→ **Work to do**:
Rewrite every line of the data below, replacing "interactable" with "clickable" and keeping everything else unchanged. Leave the pictures out of your version.

· · · ·

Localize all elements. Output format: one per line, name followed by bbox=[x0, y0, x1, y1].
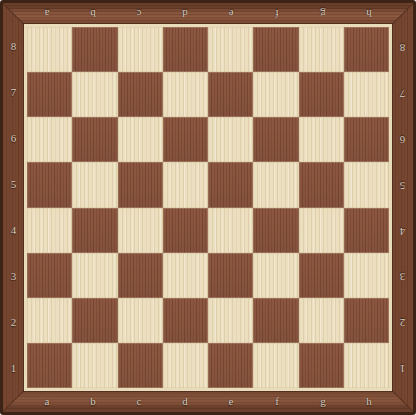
square-f1[interactable] bbox=[253, 343, 298, 388]
square-c8[interactable] bbox=[118, 27, 163, 72]
square-g3[interactable] bbox=[299, 253, 344, 298]
square-f8[interactable] bbox=[253, 27, 298, 72]
board-frame: abcdefgh abcdefgh 87654321 87654321 bbox=[0, 0, 416, 415]
square-g2[interactable] bbox=[299, 298, 344, 343]
square-c5[interactable] bbox=[118, 162, 163, 207]
square-h7[interactable] bbox=[344, 72, 389, 117]
frame-rail-left bbox=[3, 3, 24, 412]
square-e5[interactable] bbox=[208, 162, 253, 207]
square-a4[interactable] bbox=[27, 208, 72, 253]
square-e1[interactable] bbox=[208, 343, 253, 388]
chessboard: abcdefgh abcdefgh 87654321 87654321 bbox=[0, 0, 416, 415]
square-e7[interactable] bbox=[208, 72, 253, 117]
square-b6[interactable] bbox=[72, 117, 117, 162]
square-b5[interactable] bbox=[72, 162, 117, 207]
frame-rail-bottom bbox=[3, 391, 413, 412]
square-b3[interactable] bbox=[72, 253, 117, 298]
square-d4[interactable] bbox=[163, 208, 208, 253]
square-d1[interactable] bbox=[163, 343, 208, 388]
square-e2[interactable] bbox=[208, 298, 253, 343]
square-g7[interactable] bbox=[299, 72, 344, 117]
square-d5[interactable] bbox=[163, 162, 208, 207]
square-f5[interactable] bbox=[253, 162, 298, 207]
square-b2[interactable] bbox=[72, 298, 117, 343]
square-c4[interactable] bbox=[118, 208, 163, 253]
square-h1[interactable] bbox=[344, 343, 389, 388]
square-a7[interactable] bbox=[27, 72, 72, 117]
square-c1[interactable] bbox=[118, 343, 163, 388]
square-e8[interactable] bbox=[208, 27, 253, 72]
square-c7[interactable] bbox=[118, 72, 163, 117]
square-f6[interactable] bbox=[253, 117, 298, 162]
square-d8[interactable] bbox=[163, 27, 208, 72]
square-a8[interactable] bbox=[27, 27, 72, 72]
square-d6[interactable] bbox=[163, 117, 208, 162]
square-h4[interactable] bbox=[344, 208, 389, 253]
square-d7[interactable] bbox=[163, 72, 208, 117]
square-g8[interactable] bbox=[299, 27, 344, 72]
square-g5[interactable] bbox=[299, 162, 344, 207]
square-b8[interactable] bbox=[72, 27, 117, 72]
frame-rail-right bbox=[392, 3, 413, 412]
square-h5[interactable] bbox=[344, 162, 389, 207]
square-f2[interactable] bbox=[253, 298, 298, 343]
square-d3[interactable] bbox=[163, 253, 208, 298]
square-a1[interactable] bbox=[27, 343, 72, 388]
square-g1[interactable] bbox=[299, 343, 344, 388]
square-h2[interactable] bbox=[344, 298, 389, 343]
square-h8[interactable] bbox=[344, 27, 389, 72]
square-a3[interactable] bbox=[27, 253, 72, 298]
square-b7[interactable] bbox=[72, 72, 117, 117]
square-h6[interactable] bbox=[344, 117, 389, 162]
playfield bbox=[24, 24, 392, 391]
square-e6[interactable] bbox=[208, 117, 253, 162]
frame-rail-top bbox=[3, 3, 413, 24]
square-c6[interactable] bbox=[118, 117, 163, 162]
square-f3[interactable] bbox=[253, 253, 298, 298]
square-g4[interactable] bbox=[299, 208, 344, 253]
square-f7[interactable] bbox=[253, 72, 298, 117]
square-d2[interactable] bbox=[163, 298, 208, 343]
square-b1[interactable] bbox=[72, 343, 117, 388]
square-e4[interactable] bbox=[208, 208, 253, 253]
square-g6[interactable] bbox=[299, 117, 344, 162]
square-h3[interactable] bbox=[344, 253, 389, 298]
square-b4[interactable] bbox=[72, 208, 117, 253]
square-a5[interactable] bbox=[27, 162, 72, 207]
square-a6[interactable] bbox=[27, 117, 72, 162]
square-c3[interactable] bbox=[118, 253, 163, 298]
square-a2[interactable] bbox=[27, 298, 72, 343]
square-e3[interactable] bbox=[208, 253, 253, 298]
square-f4[interactable] bbox=[253, 208, 298, 253]
square-c2[interactable] bbox=[118, 298, 163, 343]
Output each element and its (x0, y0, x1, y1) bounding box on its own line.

· · · ·

→ **Written solution**:
Localize all elements. Output format: one per line, name followed by bbox=[x0, y0, x1, y1].
square-f1[clickable] bbox=[253, 343, 298, 388]
square-c8[clickable] bbox=[118, 27, 163, 72]
square-g3[clickable] bbox=[299, 253, 344, 298]
square-f8[clickable] bbox=[253, 27, 298, 72]
board-frame: abcdefgh abcdefgh 87654321 87654321 bbox=[0, 0, 416, 415]
square-g2[clickable] bbox=[299, 298, 344, 343]
square-c5[clickable] bbox=[118, 162, 163, 207]
square-h7[clickable] bbox=[344, 72, 389, 117]
frame-rail-left bbox=[3, 3, 24, 412]
square-e5[clickable] bbox=[208, 162, 253, 207]
square-a4[clickable] bbox=[27, 208, 72, 253]
square-e1[clickable] bbox=[208, 343, 253, 388]
chessboard: abcdefgh abcdefgh 87654321 87654321 bbox=[0, 0, 416, 415]
square-e7[clickable] bbox=[208, 72, 253, 117]
square-b6[clickable] bbox=[72, 117, 117, 162]
square-b5[clickable] bbox=[72, 162, 117, 207]
frame-rail-bottom bbox=[3, 391, 413, 412]
square-b3[clickable] bbox=[72, 253, 117, 298]
square-d4[clickable] bbox=[163, 208, 208, 253]
square-d1[clickable] bbox=[163, 343, 208, 388]
square-e2[clickable] bbox=[208, 298, 253, 343]
square-g7[clickable] bbox=[299, 72, 344, 117]
square-d5[clickable] bbox=[163, 162, 208, 207]
square-f5[clickable] bbox=[253, 162, 298, 207]
square-b2[clickable] bbox=[72, 298, 117, 343]
square-c4[clickable] bbox=[118, 208, 163, 253]
square-h1[clickable] bbox=[344, 343, 389, 388]
square-a7[clickable] bbox=[27, 72, 72, 117]
square-c1[clickable] bbox=[118, 343, 163, 388]
square-e8[clickable] bbox=[208, 27, 253, 72]
square-c7[clickable] bbox=[118, 72, 163, 117]
square-f6[clickable] bbox=[253, 117, 298, 162]
square-d8[clickable] bbox=[163, 27, 208, 72]
square-a8[clickable] bbox=[27, 27, 72, 72]
square-d6[clickable] bbox=[163, 117, 208, 162]
square-h4[clickable] bbox=[344, 208, 389, 253]
square-d7[clickable] bbox=[163, 72, 208, 117]
square-g8[clickable] bbox=[299, 27, 344, 72]
square-g5[clickable] bbox=[299, 162, 344, 207]
square-b8[clickable] bbox=[72, 27, 117, 72]
frame-rail-right bbox=[392, 3, 413, 412]
square-h5[clickable] bbox=[344, 162, 389, 207]
square-f2[clickable] bbox=[253, 298, 298, 343]
square-d3[clickable] bbox=[163, 253, 208, 298]
square-a1[clickable] bbox=[27, 343, 72, 388]
square-g1[clickable] bbox=[299, 343, 344, 388]
square-h2[clickable] bbox=[344, 298, 389, 343]
square-h8[clickable] bbox=[344, 27, 389, 72]
square-a3[clickable] bbox=[27, 253, 72, 298]
square-b7[clickable] bbox=[72, 72, 117, 117]
square-h6[clickable] bbox=[344, 117, 389, 162]
playfield bbox=[24, 24, 392, 391]
square-e6[clickable] bbox=[208, 117, 253, 162]
frame-rail-top bbox=[3, 3, 413, 24]
square-c6[clickable] bbox=[118, 117, 163, 162]
square-f3[clickable] bbox=[253, 253, 298, 298]
square-g4[clickable] bbox=[299, 208, 344, 253]
square-f7[clickable] bbox=[253, 72, 298, 117]
square-d2[clickable] bbox=[163, 298, 208, 343]
square-b1[clickable] bbox=[72, 343, 117, 388]
square-e4[clickable] bbox=[208, 208, 253, 253]
square-g6[clickable] bbox=[299, 117, 344, 162]
square-h3[clickable] bbox=[344, 253, 389, 298]
square-b4[clickable] bbox=[72, 208, 117, 253]
square-a5[clickable] bbox=[27, 162, 72, 207]
square-a6[clickable] bbox=[27, 117, 72, 162]
square-c3[clickable] bbox=[118, 253, 163, 298]
square-a2[clickable] bbox=[27, 298, 72, 343]
square-e3[clickable] bbox=[208, 253, 253, 298]
square-f4[clickable] bbox=[253, 208, 298, 253]
square-c2[clickable] bbox=[118, 298, 163, 343]
Output each element and its (x0, y0, x1, y1) bounding box on its own line.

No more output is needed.